Make an exact copy of all the records.

** begin **

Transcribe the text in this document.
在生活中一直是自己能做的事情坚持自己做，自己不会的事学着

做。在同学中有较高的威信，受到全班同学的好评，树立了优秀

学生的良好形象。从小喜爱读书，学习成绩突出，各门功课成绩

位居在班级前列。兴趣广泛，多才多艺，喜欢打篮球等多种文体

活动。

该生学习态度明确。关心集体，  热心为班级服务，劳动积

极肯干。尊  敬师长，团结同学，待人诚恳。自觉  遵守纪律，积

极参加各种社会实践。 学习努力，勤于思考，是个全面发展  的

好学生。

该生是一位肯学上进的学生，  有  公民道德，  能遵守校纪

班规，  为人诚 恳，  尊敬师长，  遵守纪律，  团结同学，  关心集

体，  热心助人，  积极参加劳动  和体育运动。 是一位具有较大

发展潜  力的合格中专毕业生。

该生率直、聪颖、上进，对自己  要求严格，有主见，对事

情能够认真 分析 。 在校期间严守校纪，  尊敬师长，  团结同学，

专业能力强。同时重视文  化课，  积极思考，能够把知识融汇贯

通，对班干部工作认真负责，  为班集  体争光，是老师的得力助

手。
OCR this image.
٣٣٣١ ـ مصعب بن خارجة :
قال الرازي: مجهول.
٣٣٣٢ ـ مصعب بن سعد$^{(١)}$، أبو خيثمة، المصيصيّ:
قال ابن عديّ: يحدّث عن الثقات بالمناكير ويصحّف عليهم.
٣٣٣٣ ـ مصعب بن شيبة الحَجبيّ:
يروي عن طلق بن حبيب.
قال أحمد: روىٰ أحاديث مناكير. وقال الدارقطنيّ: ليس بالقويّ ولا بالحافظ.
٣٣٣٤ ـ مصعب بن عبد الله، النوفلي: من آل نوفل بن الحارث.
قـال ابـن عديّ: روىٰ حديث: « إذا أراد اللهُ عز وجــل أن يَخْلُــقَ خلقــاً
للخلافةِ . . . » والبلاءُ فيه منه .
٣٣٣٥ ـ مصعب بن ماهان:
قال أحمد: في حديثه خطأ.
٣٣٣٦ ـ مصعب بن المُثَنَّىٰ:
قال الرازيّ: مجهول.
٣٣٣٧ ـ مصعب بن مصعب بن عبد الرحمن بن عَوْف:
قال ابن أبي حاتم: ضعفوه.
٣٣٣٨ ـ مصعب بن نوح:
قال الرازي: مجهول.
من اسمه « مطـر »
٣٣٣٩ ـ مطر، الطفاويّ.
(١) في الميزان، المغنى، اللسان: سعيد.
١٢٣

** end **

**Solution to the exercise:**
Transcribe the text in this document.
在生活中一直是自己能做的事情坚持自己做，自己不会的事学着

做。在同学中有较高的威信，受到全班同学的好评，树立了优秀

学生的良好形象。从小喜爱读书，学习成绩突出，各门功课成绩

位居在班级前列。兴趣广泛，多才多艺，喜欢打篮球等多种文体

活动。

该生学习态度明确。关心集体，  热心为班级服务，劳动积

极肯干。尊  敬师长，团结同学，待人诚恳。自觉  遵守纪律，积

极参加各种社会实践。 学习努力，勤于思考，是个全面发展  的

好学生。

该生是一位肯学上进的学生，  有  公民道德，  能遵守校纪

班规，  为人诚 恳，  尊敬师长，  遵守纪律，  团结同学，  关心集

体，  热心助人，  积极参加劳动  和体育运动。 是一位具有较大

发展潜  力的合格中专毕业生。

该生率直、聪颖、上进，对自己  要求严格，有主见，对事

情能够认真 分析 。 在校期间严守校纪，  尊敬师长，  团结同学，

专业能力强。同时重视文  化课，  积极思考，能够把知识融汇贯

通，对班干部工作认真负责，  为班集  体争光，是老师的得力助

手。
OCR this image.
٣٣٣١ ـ مصعب بن خارجة :
قال الرازي: مجهول.
٣٣٣٢ ـ مصعب بن سعد$^{(١)}$، أبو خيثمة، المصيصيّ:
قال ابن عديّ: يحدّث عن الثقات بالمناكير ويصحّف عليهم.
٣٣٣٣ ـ مصعب بن شيبة الحَجبيّ:
يروي عن طلق بن حبيب.
قال أحمد: روىٰ أحاديث مناكير. وقال الدارقطنيّ: ليس بالقويّ ولا بالحافظ.
٣٣٣٤ ـ مصعب بن عبد الله، النوفلي: من آل نوفل بن الحارث.
قـال ابـن عديّ: روىٰ حديث: « إذا أراد اللهُ عز وجــل أن يَخْلُــقَ خلقــاً
للخلافةِ . . . » والبلاءُ فيه منه .
٣٣٣٥ ـ مصعب بن ماهان:
قال أحمد: في حديثه خطأ.
٣٣٣٦ ـ مصعب بن المُثَنَّىٰ:
قال الرازيّ: مجهول.
٣٣٣٧ ـ مصعب بن مصعب بن عبد الرحمن بن عَوْف:
قال ابن أبي حاتم: ضعفوه.
٣٣٣٨ ـ مصعب بن نوح:
قال الرازي: مجهول.
من اسمه « مطـر »
٣٣٣٩ ـ مطر، الطفاويّ.
(١) في الميزان، المغنى، اللسان: سعيد.
١٢٣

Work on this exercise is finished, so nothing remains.